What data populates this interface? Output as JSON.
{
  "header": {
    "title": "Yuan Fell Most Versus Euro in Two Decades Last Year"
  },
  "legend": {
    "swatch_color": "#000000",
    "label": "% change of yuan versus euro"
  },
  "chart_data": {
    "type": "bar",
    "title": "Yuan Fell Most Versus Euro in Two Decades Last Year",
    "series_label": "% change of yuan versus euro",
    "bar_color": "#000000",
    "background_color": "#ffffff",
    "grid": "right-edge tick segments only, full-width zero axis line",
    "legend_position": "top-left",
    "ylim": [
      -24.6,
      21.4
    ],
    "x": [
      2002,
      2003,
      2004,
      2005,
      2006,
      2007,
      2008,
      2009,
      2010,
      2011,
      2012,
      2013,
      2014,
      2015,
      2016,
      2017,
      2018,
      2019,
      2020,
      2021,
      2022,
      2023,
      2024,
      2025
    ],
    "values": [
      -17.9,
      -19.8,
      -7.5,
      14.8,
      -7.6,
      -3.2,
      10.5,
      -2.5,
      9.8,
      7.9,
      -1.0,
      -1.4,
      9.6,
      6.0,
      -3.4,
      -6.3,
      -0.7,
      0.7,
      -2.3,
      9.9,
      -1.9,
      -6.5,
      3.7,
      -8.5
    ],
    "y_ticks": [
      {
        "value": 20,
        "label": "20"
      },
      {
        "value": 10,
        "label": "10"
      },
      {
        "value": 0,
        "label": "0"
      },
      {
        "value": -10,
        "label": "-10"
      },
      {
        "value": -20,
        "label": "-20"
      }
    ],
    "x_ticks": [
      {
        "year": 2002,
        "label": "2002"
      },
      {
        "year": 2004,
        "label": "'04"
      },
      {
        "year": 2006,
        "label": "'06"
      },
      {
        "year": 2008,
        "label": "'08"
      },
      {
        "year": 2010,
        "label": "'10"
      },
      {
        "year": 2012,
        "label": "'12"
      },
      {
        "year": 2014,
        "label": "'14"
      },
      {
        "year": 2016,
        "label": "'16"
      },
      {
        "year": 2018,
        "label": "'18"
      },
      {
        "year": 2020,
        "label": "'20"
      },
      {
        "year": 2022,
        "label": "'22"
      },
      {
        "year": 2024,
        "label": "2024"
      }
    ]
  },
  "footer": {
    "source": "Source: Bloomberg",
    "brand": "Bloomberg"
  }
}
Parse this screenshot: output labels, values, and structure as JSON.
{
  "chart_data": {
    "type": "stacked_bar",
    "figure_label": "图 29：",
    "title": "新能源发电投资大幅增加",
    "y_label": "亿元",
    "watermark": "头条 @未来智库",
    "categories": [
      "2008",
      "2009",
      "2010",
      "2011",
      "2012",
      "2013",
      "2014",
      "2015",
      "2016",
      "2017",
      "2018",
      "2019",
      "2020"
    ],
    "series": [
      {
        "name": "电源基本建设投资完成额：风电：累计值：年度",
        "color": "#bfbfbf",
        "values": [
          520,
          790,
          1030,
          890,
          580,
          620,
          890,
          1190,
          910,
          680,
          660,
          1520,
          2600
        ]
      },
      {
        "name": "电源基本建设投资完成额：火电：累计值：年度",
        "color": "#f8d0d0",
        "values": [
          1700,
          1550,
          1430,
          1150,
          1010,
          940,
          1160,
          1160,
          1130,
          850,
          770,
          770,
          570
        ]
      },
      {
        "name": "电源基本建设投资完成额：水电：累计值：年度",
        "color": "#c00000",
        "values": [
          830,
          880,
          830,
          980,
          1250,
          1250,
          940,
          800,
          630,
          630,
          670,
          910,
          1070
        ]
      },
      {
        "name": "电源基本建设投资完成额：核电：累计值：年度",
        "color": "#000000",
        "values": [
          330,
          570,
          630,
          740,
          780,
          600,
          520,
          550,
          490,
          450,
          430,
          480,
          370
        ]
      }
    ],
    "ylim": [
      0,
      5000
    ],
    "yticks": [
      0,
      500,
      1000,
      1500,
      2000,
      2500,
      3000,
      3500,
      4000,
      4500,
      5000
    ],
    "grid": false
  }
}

·····

_WORK TO BE COMPLETED:_
Output the complete data exactly as written.

_TASK ANSWER:_
What data populates this interface? Output as JSON.
{
  "header": {
    "title": "Yuan Fell Most Versus Euro in Two Decades Last Year"
  },
  "legend": {
    "swatch_color": "#000000",
    "label": "% change of yuan versus euro"
  },
  "chart_data": {
    "type": "bar",
    "title": "Yuan Fell Most Versus Euro in Two Decades Last Year",
    "series_label": "% change of yuan versus euro",
    "bar_color": "#000000",
    "background_color": "#ffffff",
    "grid": "right-edge tick segments only, full-width zero axis line",
    "legend_position": "top-left",
    "ylim": [
      -24.6,
      21.4
    ],
    "x": [
      2002,
      2003,
      2004,
      2005,
      2006,
      2007,
      2008,
      2009,
      2010,
      2011,
      2012,
      2013,
      2014,
      2015,
      2016,
      2017,
      2018,
      2019,
      2020,
      2021,
      2022,
      2023,
      2024,
      2025
    ],
    "values": [
      -17.9,
      -19.8,
      -7.5,
      14.8,
      -7.6,
      -3.2,
      10.5,
      -2.5,
      9.8,
      7.9,
      -1.0,
      -1.4,
      9.6,
      6.0,
      -3.4,
      -6.3,
      -0.7,
      0.7,
      -2.3,
      9.9,
      -1.9,
      -6.5,
      3.7,
      -8.5
    ],
    "y_ticks": [
      {
        "value": 20,
        "label": "20"
      },
      {
        "value": 10,
        "label": "10"
      },
      {
        "value": 0,
        "label": "0"
      },
      {
        "value": -10,
        "label": "-10"
      },
      {
        "value": -20,
        "label": "-20"
      }
    ],
    "x_ticks": [
      {
        "year": 2002,
        "label": "2002"
      },
      {
        "year": 2004,
        "label": "'04"
      },
      {
        "year": 2006,
        "label": "'06"
      },
      {
        "year": 2008,
        "label": "'08"
      },
      {
        "year": 2010,
        "label": "'10"
      },
      {
        "year": 2012,
        "label": "'12"
      },
      {
        "year": 2014,
        "label": "'14"
      },
      {
        "year": 2016,
        "label": "'16"
      },
      {
        "year": 2018,
        "label": "'18"
      },
      {
        "year": 2020,
        "label": "'20"
      },
      {
        "year": 2022,
        "label": "'22"
      },
      {
        "year": 2024,
        "label": "2024"
      }
    ]
  },
  "footer": {
    "source": "Source: Bloomberg",
    "brand": "Bloomberg"
  }
}
Parse this screenshot: output labels, values, and structure as JSON.
{
  "chart_data": {
    "type": "stacked_bar",
    "figure_label": "图 29：",
    "title": "新能源发电投资大幅增加",
    "y_label": "亿元",
    "watermark": "头条 @未来智库",
    "categories": [
      "2008",
      "2009",
      "2010",
      "2011",
      "2012",
      "2013",
      "2014",
      "2015",
      "2016",
      "2017",
      "2018",
      "2019",
      "2020"
    ],
    "series": [
      {
        "name": "电源基本建设投资完成额：风电：累计值：年度",
        "color": "#bfbfbf",
        "values": [
          520,
          790,
          1030,
          890,
          580,
          620,
          890,
          1190,
          910,
          680,
          660,
          1520,
          2600
        ]
      },
      {
        "name": "电源基本建设投资完成额：火电：累计值：年度",
        "color": "#f8d0d0",
        "values": [
          1700,
          1550,
          1430,
          1150,
          1010,
          940,
          1160,
          1160,
          1130,
          850,
          770,
          770,
          570
        ]
      },
      {
        "name": "电源基本建设投资完成额：水电：累计值：年度",
        "color": "#c00000",
        "values": [
          830,
          880,
          830,
          980,
          1250,
          1250,
          940,
          800,
          630,
          630,
          670,
          910,
          1070
        ]
      },
      {
        "name": "电源基本建设投资完成额：核电：累计值：年度",
        "color": "#000000",
        "values": [
          330,
          570,
          630,
          740,
          780,
          600,
          520,
          550,
          490,
          450,
          430,
          480,
          370
        ]
      }
    ],
    "ylim": [
      0,
      5000
    ],
    "yticks": [
      0,
      500,
      1000,
      1500,
      2000,
      2500,
      3000,
      3500,
      4000,
      4500,
      5000
    ],
    "grid": false
  }
}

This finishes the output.